◆ Exercise
Which lines of the records contain "haben"? Collect every one of them.

Begin Record extracts

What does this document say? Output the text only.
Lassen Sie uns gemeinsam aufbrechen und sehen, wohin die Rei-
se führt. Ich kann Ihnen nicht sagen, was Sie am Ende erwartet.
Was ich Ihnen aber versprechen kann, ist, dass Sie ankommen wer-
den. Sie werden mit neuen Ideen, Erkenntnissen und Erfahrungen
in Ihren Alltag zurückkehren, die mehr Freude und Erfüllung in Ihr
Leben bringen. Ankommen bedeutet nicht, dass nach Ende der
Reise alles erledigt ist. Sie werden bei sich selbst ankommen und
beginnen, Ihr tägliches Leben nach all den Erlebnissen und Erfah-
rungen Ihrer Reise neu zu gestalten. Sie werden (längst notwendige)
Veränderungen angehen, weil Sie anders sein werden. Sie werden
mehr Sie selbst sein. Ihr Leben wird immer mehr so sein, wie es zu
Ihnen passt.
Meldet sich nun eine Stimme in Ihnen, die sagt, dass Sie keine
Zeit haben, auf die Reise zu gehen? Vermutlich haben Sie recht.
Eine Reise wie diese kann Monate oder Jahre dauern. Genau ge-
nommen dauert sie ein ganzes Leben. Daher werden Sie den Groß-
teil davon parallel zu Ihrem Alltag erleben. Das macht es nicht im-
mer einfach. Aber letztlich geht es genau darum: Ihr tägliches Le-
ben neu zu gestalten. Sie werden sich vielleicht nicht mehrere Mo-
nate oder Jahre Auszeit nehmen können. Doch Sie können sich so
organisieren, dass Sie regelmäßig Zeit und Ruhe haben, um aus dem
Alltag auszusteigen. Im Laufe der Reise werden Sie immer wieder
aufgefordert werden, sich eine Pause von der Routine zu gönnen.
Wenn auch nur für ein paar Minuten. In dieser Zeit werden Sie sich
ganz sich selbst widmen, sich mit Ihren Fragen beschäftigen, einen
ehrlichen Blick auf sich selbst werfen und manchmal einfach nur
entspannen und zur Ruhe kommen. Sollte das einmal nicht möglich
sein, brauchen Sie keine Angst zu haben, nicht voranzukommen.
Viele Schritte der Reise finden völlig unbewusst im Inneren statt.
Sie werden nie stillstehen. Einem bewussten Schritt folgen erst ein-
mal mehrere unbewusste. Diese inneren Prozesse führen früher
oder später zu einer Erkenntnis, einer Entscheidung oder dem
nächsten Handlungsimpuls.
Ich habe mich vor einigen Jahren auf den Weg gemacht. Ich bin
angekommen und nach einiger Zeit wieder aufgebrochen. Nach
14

End Record extracts
Begin Record extracts

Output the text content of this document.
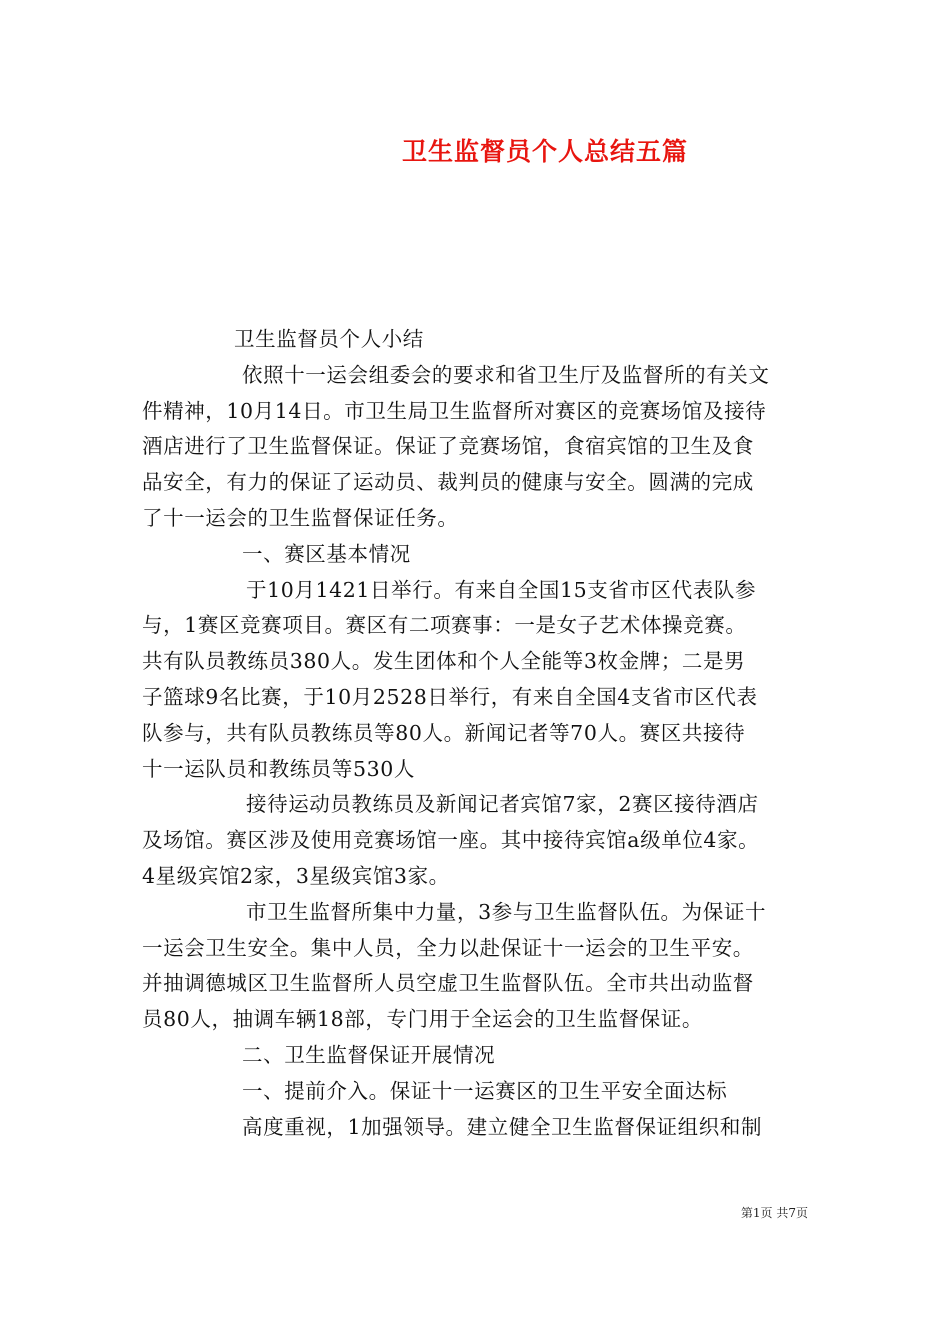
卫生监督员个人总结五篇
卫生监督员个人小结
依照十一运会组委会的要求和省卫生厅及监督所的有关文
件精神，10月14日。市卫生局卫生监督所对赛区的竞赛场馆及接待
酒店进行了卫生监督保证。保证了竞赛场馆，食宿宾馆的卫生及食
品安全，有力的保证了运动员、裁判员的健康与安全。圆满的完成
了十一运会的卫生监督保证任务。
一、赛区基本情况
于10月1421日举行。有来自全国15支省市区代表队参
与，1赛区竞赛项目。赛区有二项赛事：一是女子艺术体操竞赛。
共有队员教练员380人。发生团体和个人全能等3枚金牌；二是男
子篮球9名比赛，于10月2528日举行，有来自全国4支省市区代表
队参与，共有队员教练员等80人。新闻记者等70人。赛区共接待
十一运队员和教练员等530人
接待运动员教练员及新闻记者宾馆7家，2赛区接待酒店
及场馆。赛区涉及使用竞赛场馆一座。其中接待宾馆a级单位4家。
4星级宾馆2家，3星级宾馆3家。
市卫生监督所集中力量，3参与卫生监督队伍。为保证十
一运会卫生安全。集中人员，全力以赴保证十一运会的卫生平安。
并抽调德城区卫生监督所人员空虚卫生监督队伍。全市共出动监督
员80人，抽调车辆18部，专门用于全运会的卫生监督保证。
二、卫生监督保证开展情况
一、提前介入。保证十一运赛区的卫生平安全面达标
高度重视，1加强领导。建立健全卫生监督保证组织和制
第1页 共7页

End Record extracts

◆ Response to the exercise
Zeit haben, auf die Reise zu gehen? Vermutlich haben Sie recht.
organisieren, dass Sie regelmäßig Zeit und Ruhe haben, um aus dem
sein, brauchen Sie keine Angst zu haben, nicht voranzukommen.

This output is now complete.